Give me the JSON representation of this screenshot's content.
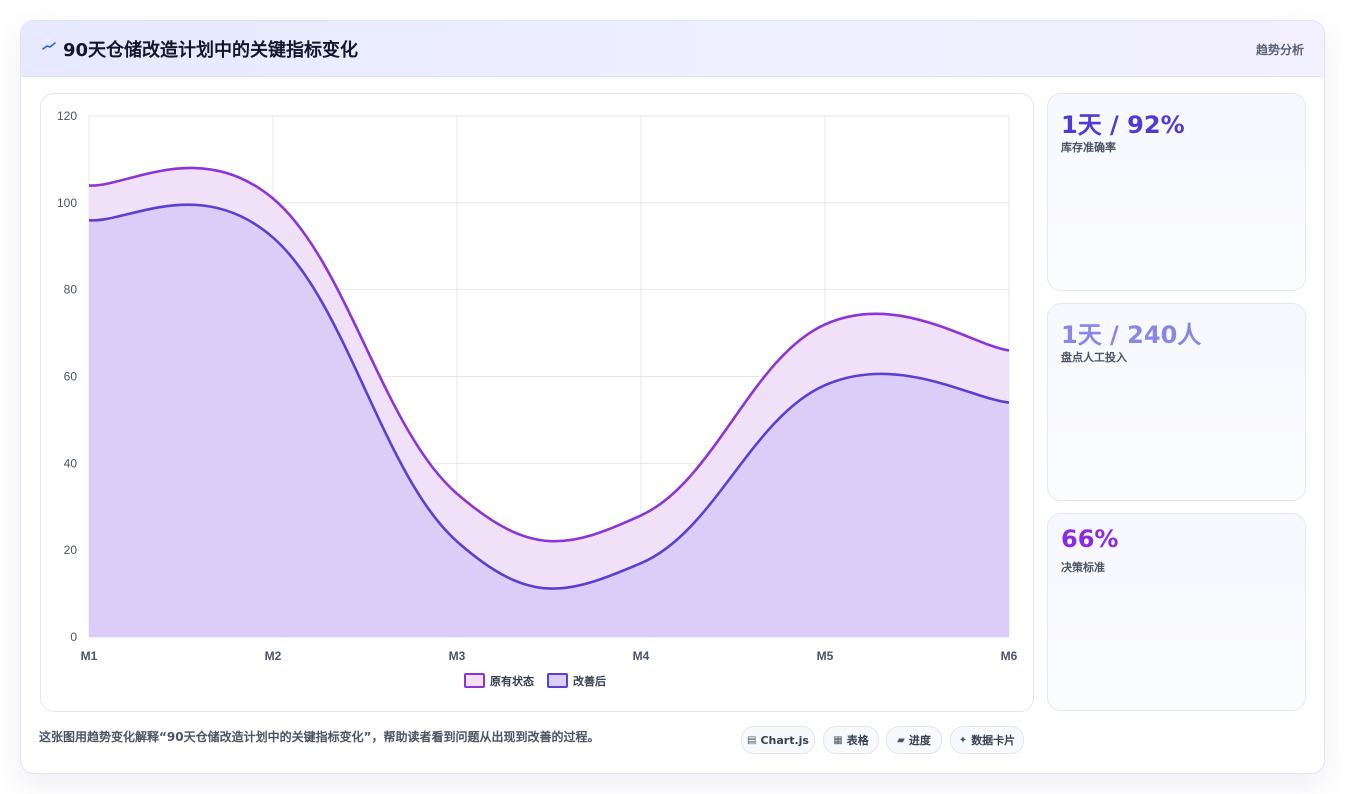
{
  "header": {
    "title": "90天仓储改造计划中的关键指标变化",
    "tag": "趋势分析"
  },
  "stats": [
    {
      "value": "1天 / 92%",
      "label": "库存准确率",
      "color": "#4f3ad6"
    },
    {
      "value": "1天 / 240人",
      "label": "盘点人工投入",
      "color": "#8b86e6"
    },
    {
      "value": "66%",
      "label": "决策标准",
      "color": "#8a2be2"
    }
  ],
  "caption": "这张图用趋势变化解释“90天仓储改造计划中的关键指标变化”，帮助读者看到问题从出现到改善的过程。",
  "chips": [
    {
      "icon": "▤",
      "icon_name": "chart-icon",
      "label": "Chart.js"
    },
    {
      "icon": "▦",
      "icon_name": "table-icon",
      "label": "表格"
    },
    {
      "icon": "▰",
      "icon_name": "progress-icon",
      "label": "进度"
    },
    {
      "icon": "✦",
      "icon_name": "sparkle-icon",
      "label": "数据卡片"
    }
  ],
  "chart_data": {
    "type": "area",
    "categories": [
      "M1",
      "M2",
      "M3",
      "M4",
      "M5",
      "M6"
    ],
    "ylim": [
      0,
      120
    ],
    "yticks": [
      0,
      20,
      40,
      60,
      80,
      100,
      120
    ],
    "grid": true,
    "legend_position": "bottom",
    "series": [
      {
        "name": "原有状态",
        "values": [
          104,
          101,
          33,
          28,
          72,
          66
        ],
        "color": "#8b35d6",
        "fill": "#f0e1f8"
      },
      {
        "name": "改善后",
        "values": [
          96,
          92,
          22,
          17,
          58,
          54
        ],
        "color": "#5b3fd3",
        "fill": "#dccdf8"
      }
    ]
  }
}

■ **WORK TO COMPLETE**
Omit every picture, and otherwise quote the entries exactly.

■ **SOLUTION TO THIS TASK**
Give me the JSON representation of this screenshot's content.
{
  "header": {
    "title": "90天仓储改造计划中的关键指标变化",
    "tag": "趋势分析"
  },
  "stats": [
    {
      "value": "1天 / 92%",
      "label": "库存准确率",
      "color": "#4f3ad6"
    },
    {
      "value": "1天 / 240人",
      "label": "盘点人工投入",
      "color": "#8b86e6"
    },
    {
      "value": "66%",
      "label": "决策标准",
      "color": "#8a2be2"
    }
  ],
  "caption": "这张图用趋势变化解释“90天仓储改造计划中的关键指标变化”，帮助读者看到问题从出现到改善的过程。",
  "chips": [
    {
      "icon": "▤",
      "icon_name": "chart-icon",
      "label": "Chart.js"
    },
    {
      "icon": "▦",
      "icon_name": "table-icon",
      "label": "表格"
    },
    {
      "icon": "▰",
      "icon_name": "progress-icon",
      "label": "进度"
    },
    {
      "icon": "✦",
      "icon_name": "sparkle-icon",
      "label": "数据卡片"
    }
  ],
  "chart_data": {
    "type": "area",
    "categories": [
      "M1",
      "M2",
      "M3",
      "M4",
      "M5",
      "M6"
    ],
    "ylim": [
      0,
      120
    ],
    "yticks": [
      0,
      20,
      40,
      60,
      80,
      100,
      120
    ],
    "grid": true,
    "legend_position": "bottom",
    "series": [
      {
        "name": "原有状态",
        "values": [
          104,
          101,
          33,
          28,
          72,
          66
        ],
        "color": "#8b35d6",
        "fill": "#f0e1f8"
      },
      {
        "name": "改善后",
        "values": [
          96,
          92,
          22,
          17,
          58,
          54
        ],
        "color": "#5b3fd3",
        "fill": "#dccdf8"
      }
    ]
  }
}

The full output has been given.